##### DATA EXCERPTS #####

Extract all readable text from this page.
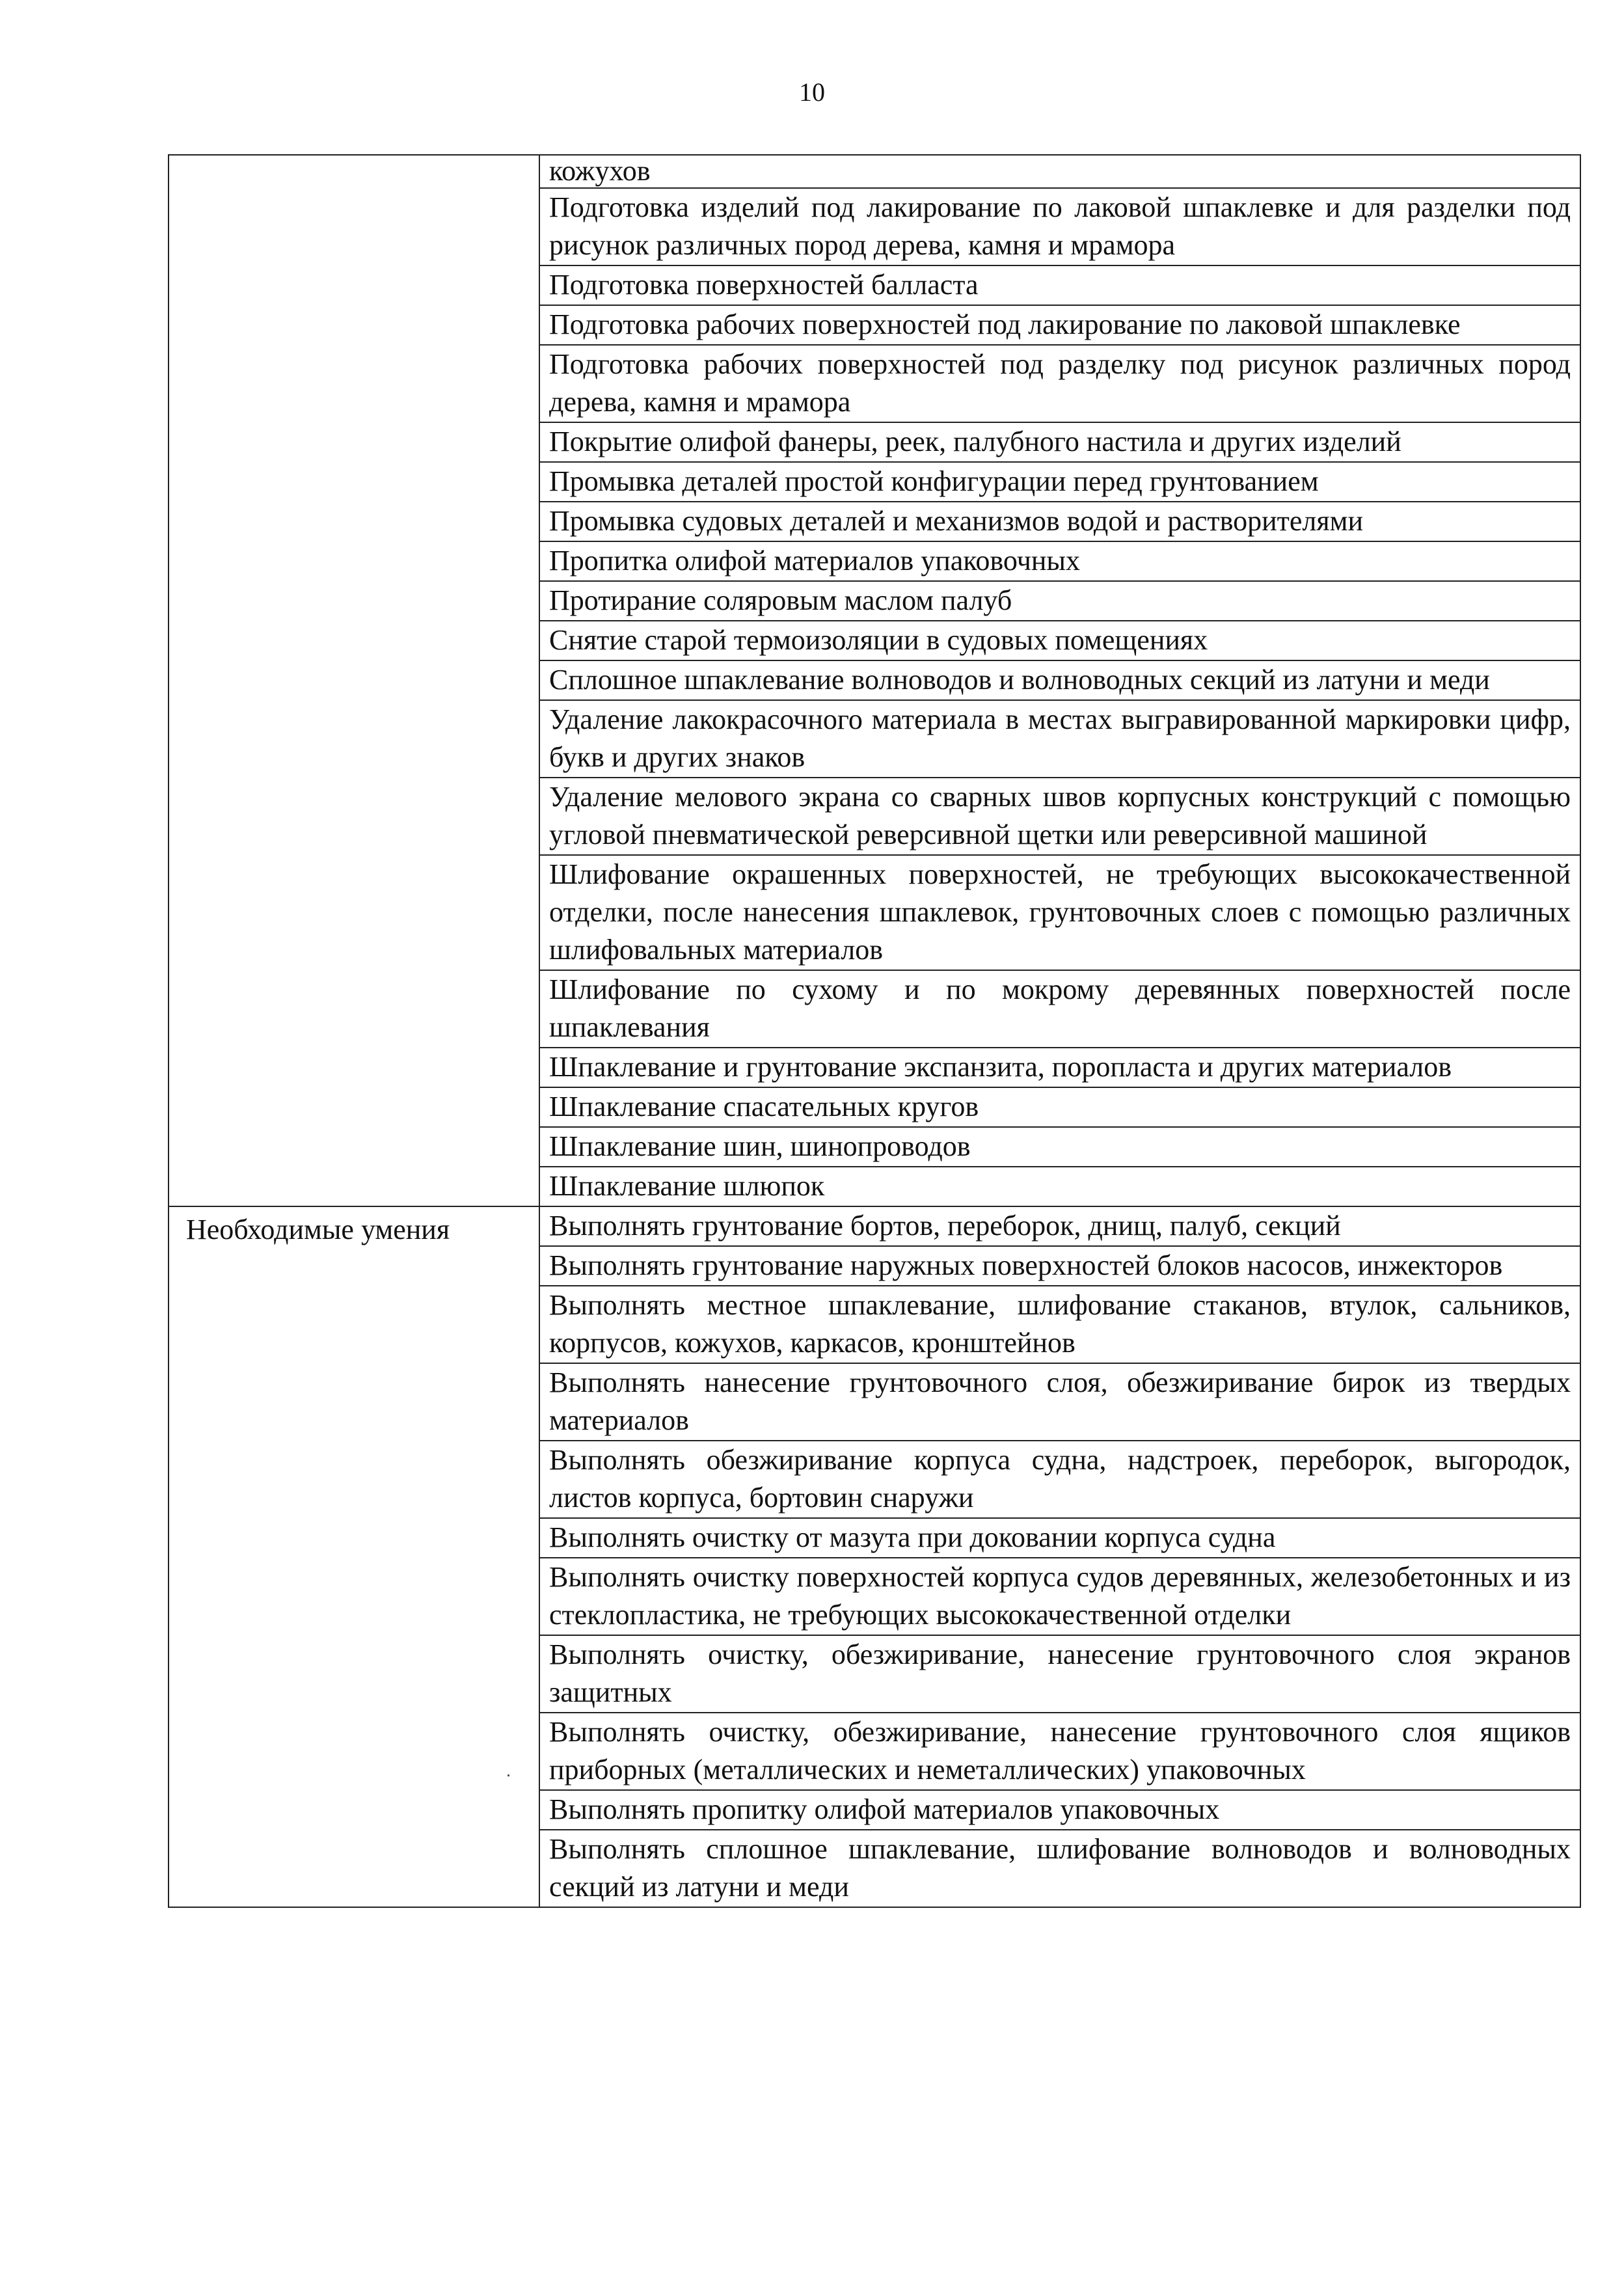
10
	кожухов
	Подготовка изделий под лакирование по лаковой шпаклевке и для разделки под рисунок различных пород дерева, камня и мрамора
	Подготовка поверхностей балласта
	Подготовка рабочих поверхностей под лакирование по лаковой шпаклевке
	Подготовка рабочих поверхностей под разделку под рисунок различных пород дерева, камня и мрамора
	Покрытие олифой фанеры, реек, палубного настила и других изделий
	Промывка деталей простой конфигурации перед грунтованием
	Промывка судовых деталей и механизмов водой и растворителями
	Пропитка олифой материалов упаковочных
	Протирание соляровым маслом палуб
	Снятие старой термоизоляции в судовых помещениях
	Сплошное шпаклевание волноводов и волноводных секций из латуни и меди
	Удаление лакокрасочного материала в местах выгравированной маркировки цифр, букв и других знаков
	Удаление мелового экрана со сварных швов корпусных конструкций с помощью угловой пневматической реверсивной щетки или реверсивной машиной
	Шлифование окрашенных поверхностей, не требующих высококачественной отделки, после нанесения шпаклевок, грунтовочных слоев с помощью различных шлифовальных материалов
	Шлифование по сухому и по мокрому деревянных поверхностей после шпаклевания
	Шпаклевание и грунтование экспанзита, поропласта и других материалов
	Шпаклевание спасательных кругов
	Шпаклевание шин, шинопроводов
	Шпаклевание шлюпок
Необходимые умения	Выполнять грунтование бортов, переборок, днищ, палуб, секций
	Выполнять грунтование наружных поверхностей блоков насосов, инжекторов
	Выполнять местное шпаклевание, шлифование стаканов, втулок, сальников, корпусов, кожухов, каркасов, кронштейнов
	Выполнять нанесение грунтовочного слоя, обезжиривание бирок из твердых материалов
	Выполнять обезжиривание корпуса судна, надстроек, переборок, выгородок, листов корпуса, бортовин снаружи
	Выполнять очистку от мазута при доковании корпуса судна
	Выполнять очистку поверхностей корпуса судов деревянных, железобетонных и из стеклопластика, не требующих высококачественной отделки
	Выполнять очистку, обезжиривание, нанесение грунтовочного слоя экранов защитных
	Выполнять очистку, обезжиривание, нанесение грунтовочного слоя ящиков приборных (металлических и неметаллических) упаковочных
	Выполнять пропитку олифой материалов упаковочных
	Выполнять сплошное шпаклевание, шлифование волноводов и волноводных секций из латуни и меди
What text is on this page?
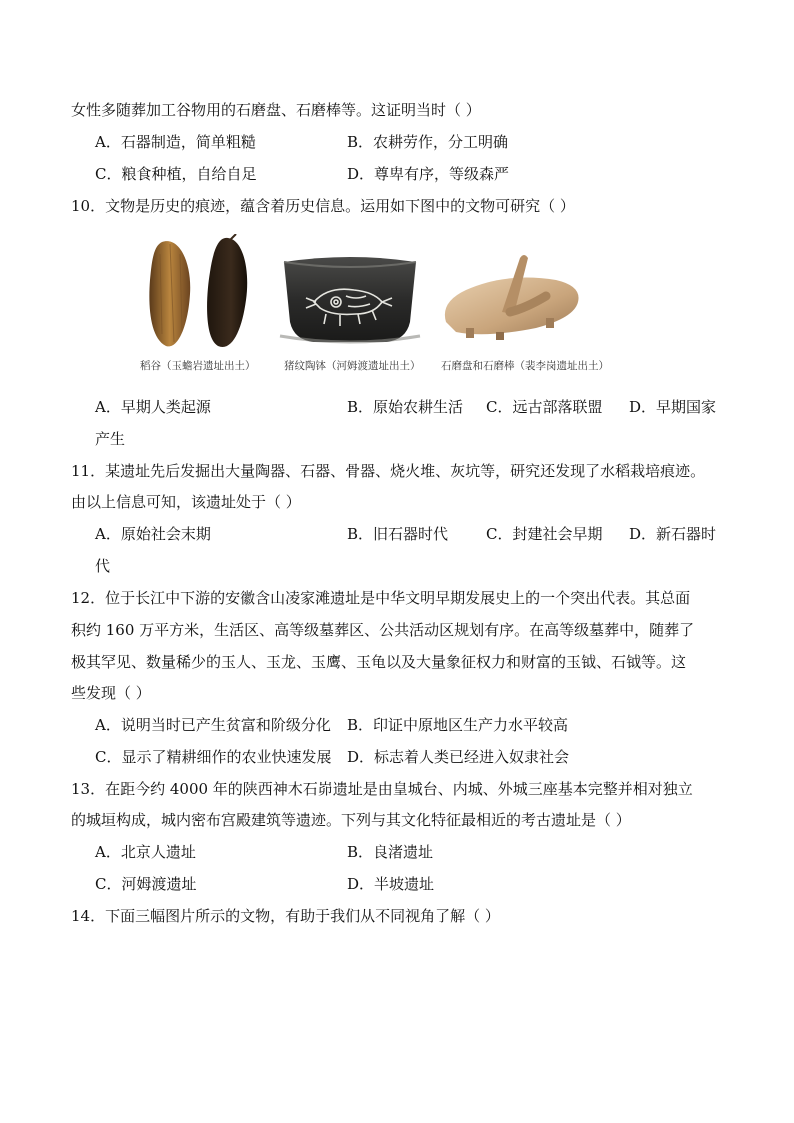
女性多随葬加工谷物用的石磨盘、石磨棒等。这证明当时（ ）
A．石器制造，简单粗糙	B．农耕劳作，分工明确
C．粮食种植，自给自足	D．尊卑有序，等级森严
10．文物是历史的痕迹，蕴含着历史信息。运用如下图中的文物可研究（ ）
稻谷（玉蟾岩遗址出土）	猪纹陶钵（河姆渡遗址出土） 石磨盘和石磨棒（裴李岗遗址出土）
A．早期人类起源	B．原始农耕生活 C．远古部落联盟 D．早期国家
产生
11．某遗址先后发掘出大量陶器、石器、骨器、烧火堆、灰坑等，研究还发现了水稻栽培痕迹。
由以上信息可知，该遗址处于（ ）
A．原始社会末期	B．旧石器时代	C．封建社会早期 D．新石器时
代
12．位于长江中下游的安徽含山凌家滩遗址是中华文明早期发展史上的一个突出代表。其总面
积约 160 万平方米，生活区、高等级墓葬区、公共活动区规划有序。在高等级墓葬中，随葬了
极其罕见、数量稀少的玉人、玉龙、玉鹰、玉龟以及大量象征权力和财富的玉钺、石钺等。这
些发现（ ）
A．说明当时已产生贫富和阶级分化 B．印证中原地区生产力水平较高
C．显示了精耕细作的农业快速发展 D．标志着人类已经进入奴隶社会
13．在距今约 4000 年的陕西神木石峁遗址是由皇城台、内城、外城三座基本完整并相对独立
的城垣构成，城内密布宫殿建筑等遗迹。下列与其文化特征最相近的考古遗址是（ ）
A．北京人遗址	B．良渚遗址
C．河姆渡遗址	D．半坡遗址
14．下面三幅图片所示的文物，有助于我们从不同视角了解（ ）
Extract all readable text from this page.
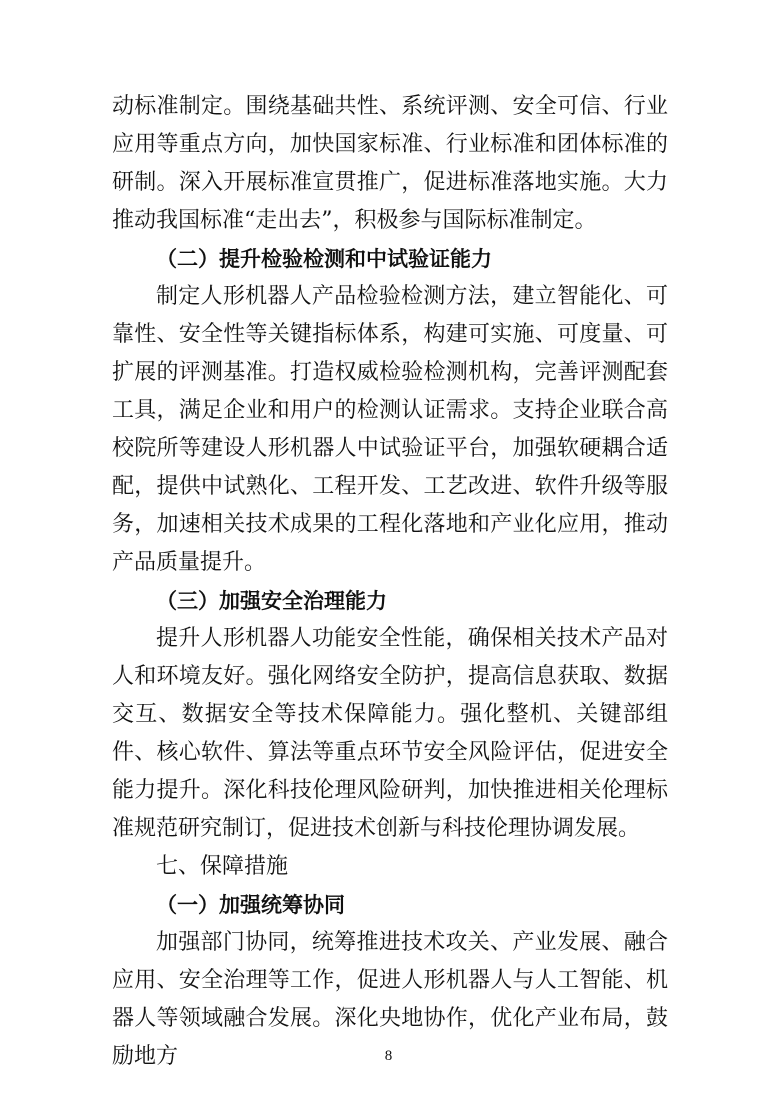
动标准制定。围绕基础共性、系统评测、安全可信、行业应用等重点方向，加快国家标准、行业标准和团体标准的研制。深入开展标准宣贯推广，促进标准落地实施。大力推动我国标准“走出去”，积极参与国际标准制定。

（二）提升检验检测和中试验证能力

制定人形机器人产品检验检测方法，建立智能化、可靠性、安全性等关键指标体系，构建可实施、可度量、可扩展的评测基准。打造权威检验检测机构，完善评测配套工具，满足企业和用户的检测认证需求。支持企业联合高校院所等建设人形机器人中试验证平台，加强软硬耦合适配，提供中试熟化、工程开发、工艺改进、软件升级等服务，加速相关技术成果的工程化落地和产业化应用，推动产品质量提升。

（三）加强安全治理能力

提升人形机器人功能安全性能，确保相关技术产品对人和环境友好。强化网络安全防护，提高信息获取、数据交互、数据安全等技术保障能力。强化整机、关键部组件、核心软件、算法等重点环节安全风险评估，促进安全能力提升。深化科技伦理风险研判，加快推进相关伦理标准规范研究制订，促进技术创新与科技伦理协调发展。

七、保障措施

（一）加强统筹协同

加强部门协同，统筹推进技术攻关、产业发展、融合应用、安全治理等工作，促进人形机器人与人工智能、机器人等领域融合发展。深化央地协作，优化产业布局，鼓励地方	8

#####

- _PROBLEM DETAILS_
Transcribe the full listing character for character. Pictures are excluded.

- _THE SOLUTION_
Extract all readable text from this page.
10
	кожухов
	Подготовка изделий под лакирование по лаковой шпаклевке и для разделки под рисунок различных пород дерева, камня и мрамора
	Подготовка поверхностей балласта
	Подготовка рабочих поверхностей под лакирование по лаковой шпаклевке
	Подготовка рабочих поверхностей под разделку под рисунок различных пород дерева, камня и мрамора
	Покрытие олифой фанеры, реек, палубного настила и других изделий
	Промывка деталей простой конфигурации перед грунтованием
	Промывка судовых деталей и механизмов водой и растворителями
	Пропитка олифой материалов упаковочных
	Протирание соляровым маслом палуб
	Снятие старой термоизоляции в судовых помещениях
	Сплошное шпаклевание волноводов и волноводных секций из латуни и меди
	Удаление лакокрасочного материала в местах выгравированной маркировки цифр, букв и других знаков
	Удаление мелового экрана со сварных швов корпусных конструкций с помощью угловой пневматической реверсивной щетки или реверсивной машиной
	Шлифование окрашенных поверхностей, не требующих высококачественной отделки, после нанесения шпаклевок, грунтовочных слоев с помощью различных шлифовальных материалов
	Шлифование по сухому и по мокрому деревянных поверхностей после шпаклевания
	Шпаклевание и грунтование экспанзита, поропласта и других материалов
	Шпаклевание спасательных кругов
	Шпаклевание шин, шинопроводов
	Шпаклевание шлюпок
Необходимые умения	Выполнять грунтование бортов, переборок, днищ, палуб, секций
	Выполнять грунтование наружных поверхностей блоков насосов, инжекторов
	Выполнять местное шпаклевание, шлифование стаканов, втулок, сальников, корпусов, кожухов, каркасов, кронштейнов
	Выполнять нанесение грунтовочного слоя, обезжиривание бирок из твердых материалов
	Выполнять обезжиривание корпуса судна, надстроек, переборок, выгородок, листов корпуса, бортовин снаружи
	Выполнять очистку от мазута при доковании корпуса судна
	Выполнять очистку поверхностей корпуса судов деревянных, железобетонных и из стеклопластика, не требующих высококачественной отделки
	Выполнять очистку, обезжиривание, нанесение грунтовочного слоя экранов защитных
	Выполнять очистку, обезжиривание, нанесение грунтовочного слоя ящиков приборных (металлических и неметаллических) упаковочных
	Выполнять пропитку олифой материалов упаковочных
	Выполнять сплошное шпаклевание, шлифование волноводов и волноводных секций из латуни и меди
What text is on this page?
女性多随葬加工谷物用的石磨盘、石磨棒等。这证明当时（ ）
A．石器制造，简单粗糙	B．农耕劳作，分工明确
C．粮食种植，自给自足	D．尊卑有序，等级森严
10．文物是历史的痕迹，蕴含着历史信息。运用如下图中的文物可研究（ ）
稻谷（玉蟾岩遗址出土）	猪纹陶钵（河姆渡遗址出土） 石磨盘和石磨棒（裴李岗遗址出土）
A．早期人类起源	B．原始农耕生活 C．远古部落联盟 D．早期国家
产生
11．某遗址先后发掘出大量陶器、石器、骨器、烧火堆、灰坑等，研究还发现了水稻栽培痕迹。
由以上信息可知，该遗址处于（ ）
A．原始社会末期	B．旧石器时代	C．封建社会早期 D．新石器时
代
12．位于长江中下游的安徽含山凌家滩遗址是中华文明早期发展史上的一个突出代表。其总面
积约 160 万平方米，生活区、高等级墓葬区、公共活动区规划有序。在高等级墓葬中，随葬了
极其罕见、数量稀少的玉人、玉龙、玉鹰、玉龟以及大量象征权力和财富的玉钺、石钺等。这
些发现（ ）
A．说明当时已产生贫富和阶级分化 B．印证中原地区生产力水平较高
C．显示了精耕细作的农业快速发展 D．标志着人类已经进入奴隶社会
13．在距今约 4000 年的陕西神木石峁遗址是由皇城台、内城、外城三座基本完整并相对独立
的城垣构成，城内密布宫殿建筑等遗迹。下列与其文化特征最相近的考古遗址是（ ）
A．北京人遗址	B．良渚遗址
C．河姆渡遗址	D．半坡遗址
14．下面三幅图片所示的文物，有助于我们从不同视角了解（ ）
Extract all readable text from this page.
动标准制定。围绕基础共性、系统评测、安全可信、行业应用等重点方向，加快国家标准、行业标准和团体标准的研制。深入开展标准宣贯推广，促进标准落地实施。大力推动我国标准“走出去”，积极参与国际标准制定。

（二）提升检验检测和中试验证能力

制定人形机器人产品检验检测方法，建立智能化、可靠性、安全性等关键指标体系，构建可实施、可度量、可扩展的评测基准。打造权威检验检测机构，完善评测配套工具，满足企业和用户的检测认证需求。支持企业联合高校院所等建设人形机器人中试验证平台，加强软硬耦合适配，提供中试熟化、工程开发、工艺改进、软件升级等服务，加速相关技术成果的工程化落地和产业化应用，推动产品质量提升。

（三）加强安全治理能力

提升人形机器人功能安全性能，确保相关技术产品对人和环境友好。强化网络安全防护，提高信息获取、数据交互、数据安全等技术保障能力。强化整机、关键部组件、核心软件、算法等重点环节安全风险评估，促进安全能力提升。深化科技伦理风险研判，加快推进相关伦理标准规范研究制订，促进技术创新与科技伦理协调发展。

七、保障措施

（一）加强统筹协同

加强部门协同，统筹推进技术攻关、产业发展、融合应用、安全治理等工作，促进人形机器人与人工智能、机器人等领域融合发展。深化央地协作，优化产业布局，鼓励地方	8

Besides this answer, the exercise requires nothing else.